Exercise requirements:
Extract, word for word and in their original order, the lines of the items below from the line with "col-header-pct[interactable]: % DO" up to and including the line with "legend-item-group: Grupo (tipo".

'''

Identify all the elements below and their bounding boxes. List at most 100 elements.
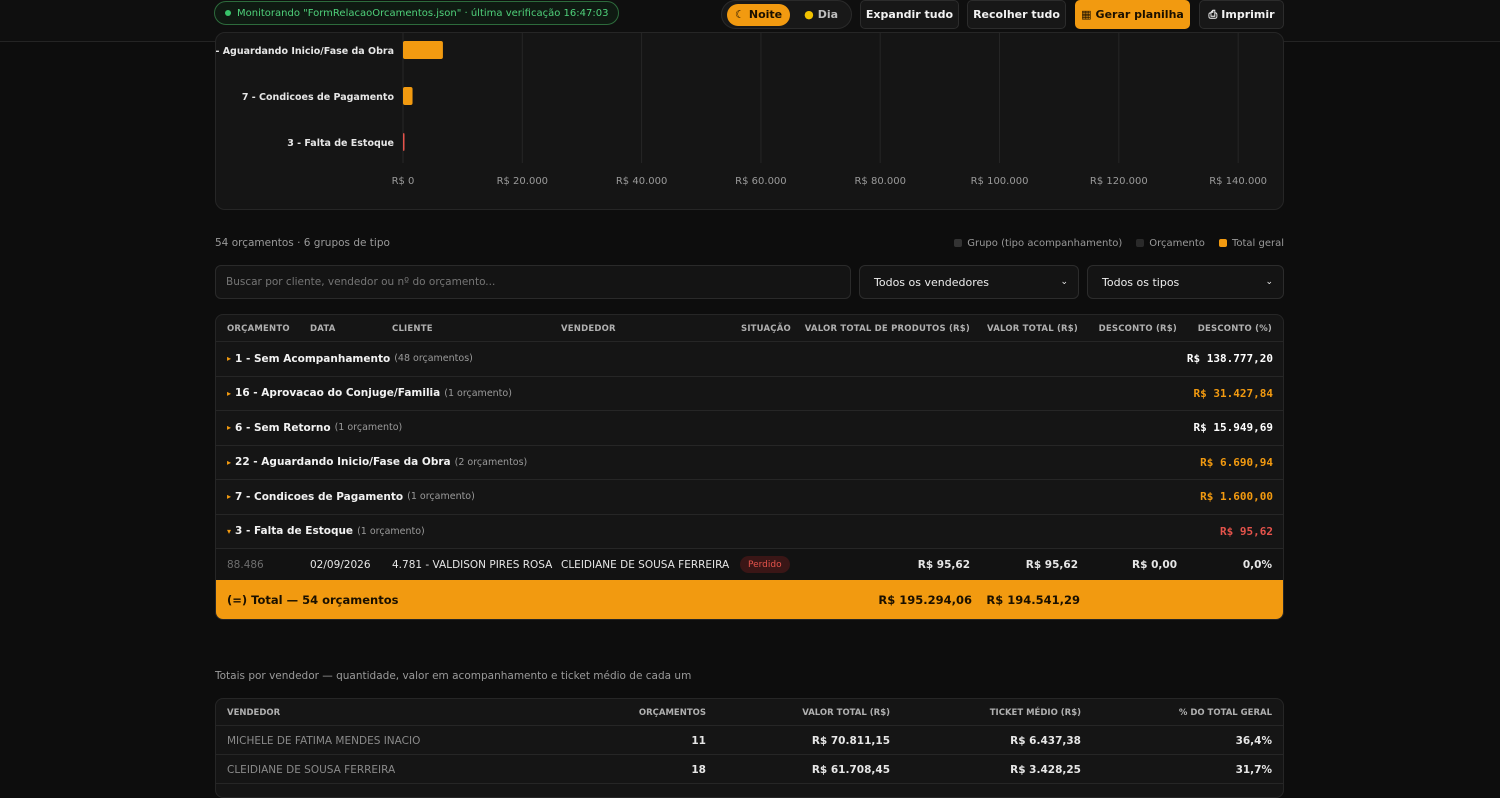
col-header-pct[interactable]: % DO TOTAL GERAL [1179, 708, 1272, 718]
status-badge: Perdido [740, 556, 790, 573]
col-header-total[interactable]: VALOR TOTAL (R$) [802, 708, 890, 718]
x-tick-label: R$ 100.000 [971, 176, 1029, 187]
theme-day-button[interactable]: ● Dia [796, 4, 846, 26]
generate-sheet-button[interactable]: ▦ Gerar planilha [1075, 0, 1190, 29]
col-header-budget[interactable]: ORÇAMENTO [227, 324, 290, 334]
group-name: 7 - Condicoes de Pagamento [235, 490, 404, 503]
col-header-seller[interactable]: VENDEDOR [227, 708, 280, 718]
expand-all-label: Expandir tudo [865, 8, 954, 21]
seller-select[interactable]: Todos os vendedores ⌄ [859, 265, 1079, 299]
col-header-discount-pct[interactable]: DESCONTO (%) [1198, 324, 1272, 334]
sellers-table: VENDEDOR ORÇAMENTOS VALOR TOTAL (R$) TIC… [215, 698, 1284, 798]
group-row[interactable]: ▸ 1 - Sem Acompanhamento (48 orçamentos)… [216, 342, 1283, 377]
table-row[interactable]: 88.486 02/09/2026 4.781 - VALDISON PIRES… [216, 549, 1283, 581]
seller-total: R$ 61.708,45 [811, 764, 890, 776]
moon-icon: ☾ [735, 8, 745, 21]
group-value: R$ 1.600,00 [1200, 490, 1273, 504]
category-label: 3 - Falta de Estoque [287, 138, 394, 149]
group-value: R$ 138.777,20 [1186, 352, 1273, 366]
x-tick-label: R$ 40.000 [616, 176, 667, 187]
budget-discount: R$ 0,00 [1132, 559, 1177, 571]
status-dot-icon [225, 10, 231, 16]
search-input[interactable] [215, 265, 851, 299]
group-value: R$ 6.690,94 [1200, 455, 1273, 469]
sellers-caption: Totais por vendedor — quantidade, valor … [215, 670, 692, 682]
group-value: R$ 95,62 [1220, 524, 1273, 538]
x-tick-label: R$ 140.000 [1209, 176, 1267, 187]
legend-item-group: Grupo (tipo acompanhamento) [954, 238, 1122, 249]
sun-icon: ● [804, 8, 814, 21]
budget-products-total: R$ 95,62 [917, 559, 970, 571]
x-tick-label: R$ 20.000 [497, 176, 548, 187]
x-tick-label: R$ 120.000 [1090, 176, 1148, 187]
bar[interactable] [403, 41, 443, 59]
col-header-total[interactable]: VALOR TOTAL (R$) [987, 324, 1078, 334]
print-label: Imprimir [1221, 8, 1275, 21]
group-name: 6 - Sem Retorno [235, 421, 331, 434]
legend-label: Total geral [1231, 238, 1284, 249]
seller-pct: 36,4% [1235, 735, 1272, 747]
group-row[interactable]: ▸ 6 - Sem Retorno (1 orçamento) R$ 15.94… [216, 411, 1283, 446]
col-header-client[interactable]: CLIENTE [392, 324, 433, 334]
table-row[interactable]: MICHELE DE FATIMA MENDES INACIO 11 R$ 70… [216, 726, 1283, 755]
legend-label: Orçamento [1149, 238, 1205, 249]
seller-count: 11 [691, 735, 706, 747]
print-button[interactable]: ⎙ Imprimir [1199, 0, 1284, 29]
theme-toggle[interactable]: ☾ Noite ● Dia [721, 0, 852, 29]
group-row[interactable]: ▸ 7 - Condicoes de Pagamento (1 orçament… [216, 480, 1283, 515]
group-row-expanded[interactable]: ▾ 3 - Falta de Estoque (1 orçamento) R$ … [216, 515, 1283, 549]
col-header-status[interactable]: SITUAÇÃO [741, 324, 791, 334]
type-select[interactable]: Todos os tipos ⌄ [1087, 265, 1284, 299]
budget-number: 88.486 [227, 559, 264, 571]
legend-item-budget: Orçamento [1136, 238, 1205, 249]
caret-right-icon: ▸ [227, 423, 232, 433]
x-tick-label: R$ 80.000 [854, 176, 905, 187]
group-value: R$ 15.949,69 [1193, 421, 1273, 435]
seller-ticket: R$ 6.437,38 [1010, 735, 1081, 747]
col-header-discount[interactable]: DESCONTO (R$) [1099, 324, 1177, 334]
total-value: R$ 194.541,29 [986, 593, 1080, 607]
printer-icon: ⎙ [1208, 7, 1218, 21]
bar[interactable] [403, 87, 413, 105]
col-header-seller[interactable]: VENDEDOR [561, 324, 616, 334]
legend-swatch-icon [1218, 239, 1227, 247]
table-row[interactable]: CLEIDIANE DE SOUSA FERREIRA 18 R$ 61.708… [216, 755, 1283, 784]
budget-date: 02/09/2026 [310, 559, 371, 571]
seller-select-value: Todos os vendedores [874, 275, 989, 289]
collapse-all-label: Recolher tudo [973, 8, 1060, 21]
group-row[interactable]: ▸ 16 - Aprovacao do Conjuge/Familia (1 o… [216, 377, 1283, 411]
budget-table: ORÇAMENTO DATA CLIENTE VENDEDOR SITUAÇÃO… [215, 314, 1284, 620]
status-label: Perdido [748, 559, 782, 570]
generate-sheet-label: Gerar planilha [1095, 8, 1184, 21]
category-label: 7 - Condicoes de Pagamento [242, 92, 395, 103]
caret-right-icon: ▸ [227, 492, 232, 502]
expand-all-button[interactable]: Expandir tudo [860, 0, 959, 29]
budget-discount-pct: 0,0% [1242, 559, 1272, 571]
result-count: 54 orçamentos · 6 grupos de tipo [215, 237, 390, 249]
group-count: (1 orçamento) [444, 387, 512, 399]
group-count: (1 orçamento) [357, 525, 425, 537]
seller-pct: 31,7% [1235, 764, 1272, 776]
bar[interactable] [403, 133, 405, 151]
legend-swatch-icon [1136, 239, 1145, 247]
group-count: (48 orçamentos) [394, 353, 473, 365]
theme-night-button[interactable]: ☾ Noite [727, 3, 791, 26]
col-header-date[interactable]: DATA [310, 324, 336, 334]
col-header-products-total[interactable]: VALOR TOTAL DE PRODUTOS (R$) [805, 324, 970, 334]
col-header-count[interactable]: ORÇAMENTOS [639, 708, 706, 718]
group-row[interactable]: ▸ 22 - Aguardando Inicio/Fase da Obra (2… [216, 446, 1283, 480]
table-header: ORÇAMENTO DATA CLIENTE VENDEDOR SITUAÇÃO… [216, 315, 1283, 342]
legend-label: Grupo (tipo acompanhamento) [967, 238, 1123, 249]
group-count: (2 orçamentos) [454, 456, 528, 468]
group-name: 3 - Falta de Estoque [235, 525, 354, 538]
seller-name: CLEIDIANE DE SOUSA FERREIRA [227, 764, 396, 776]
collapse-all-button[interactable]: Recolher tudo [967, 0, 1066, 29]
caret-down-icon: ▾ [227, 526, 232, 536]
x-tick-label: R$ 0 [392, 176, 415, 187]
legend: Grupo (tipo acompanhamento) Orçamento To… [954, 238, 1284, 249]
budget-client: 4.781 - VALDISON PIRES ROSA [392, 559, 553, 571]
col-header-ticket[interactable]: TICKET MÉDIO (R$) [990, 708, 1081, 718]
seller-total: R$ 70.811,15 [811, 735, 890, 747]
budget-total: R$ 95,62 [1025, 559, 1078, 571]
caret-right-icon: ▸ [227, 388, 232, 398]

'''

Output for this task:
col-header-pct[interactable]: % DO TOTAL GERAL [1179, 708, 1272, 718]
status-badge: Perdido [740, 556, 790, 573]
col-header-total[interactable]: VALOR TOTAL (R$) [802, 708, 890, 718]
x-tick-label: R$ 100.000 [971, 176, 1029, 187]
theme-day-button[interactable]: ● Dia [796, 4, 846, 26]
generate-sheet-button[interactable]: ▦ Gerar planilha [1075, 0, 1190, 29]
col-header-budget[interactable]: ORÇAMENTO [227, 324, 290, 334]
group-name: 7 - Condicoes de Pagamento [235, 490, 404, 503]
col-header-seller[interactable]: VENDEDOR [227, 708, 280, 718]
expand-all-label: Expandir tudo [865, 8, 954, 21]
seller-select[interactable]: Todos os vendedores ⌄ [859, 265, 1079, 299]
col-header-discount-pct[interactable]: DESCONTO (%) [1198, 324, 1272, 334]
sellers-table: VENDEDOR ORÇAMENTOS VALOR TOTAL (R$) TIC… [215, 698, 1284, 798]
group-row[interactable]: ▸ 1 - Sem Acompanhamento (48 orçamentos)… [216, 342, 1283, 377]
table-row[interactable]: 88.486 02/09/2026 4.781 - VALDISON PIRES… [216, 549, 1283, 581]
seller-total: R$ 61.708,45 [811, 764, 890, 776]
moon-icon: ☾ [735, 8, 745, 21]
group-value: R$ 1.600,00 [1200, 490, 1273, 504]
category-label: 3 - Falta de Estoque [287, 138, 394, 149]
group-value: R$ 138.777,20 [1186, 352, 1273, 366]
x-tick-label: R$ 40.000 [616, 176, 667, 187]
budget-discount: R$ 0,00 [1132, 559, 1177, 571]
status-dot-icon [225, 10, 231, 16]
search-input[interactable] [215, 265, 851, 299]
group-value: R$ 6.690,94 [1200, 455, 1273, 469]
sellers-caption: Totais por vendedor — quantidade, valor … [215, 670, 692, 682]
group-value: R$ 95,62 [1220, 524, 1273, 538]
x-tick-label: R$ 140.000 [1209, 176, 1267, 187]
legend-item-group: Grupo (tipo acompanhamento) [954, 238, 1122, 249]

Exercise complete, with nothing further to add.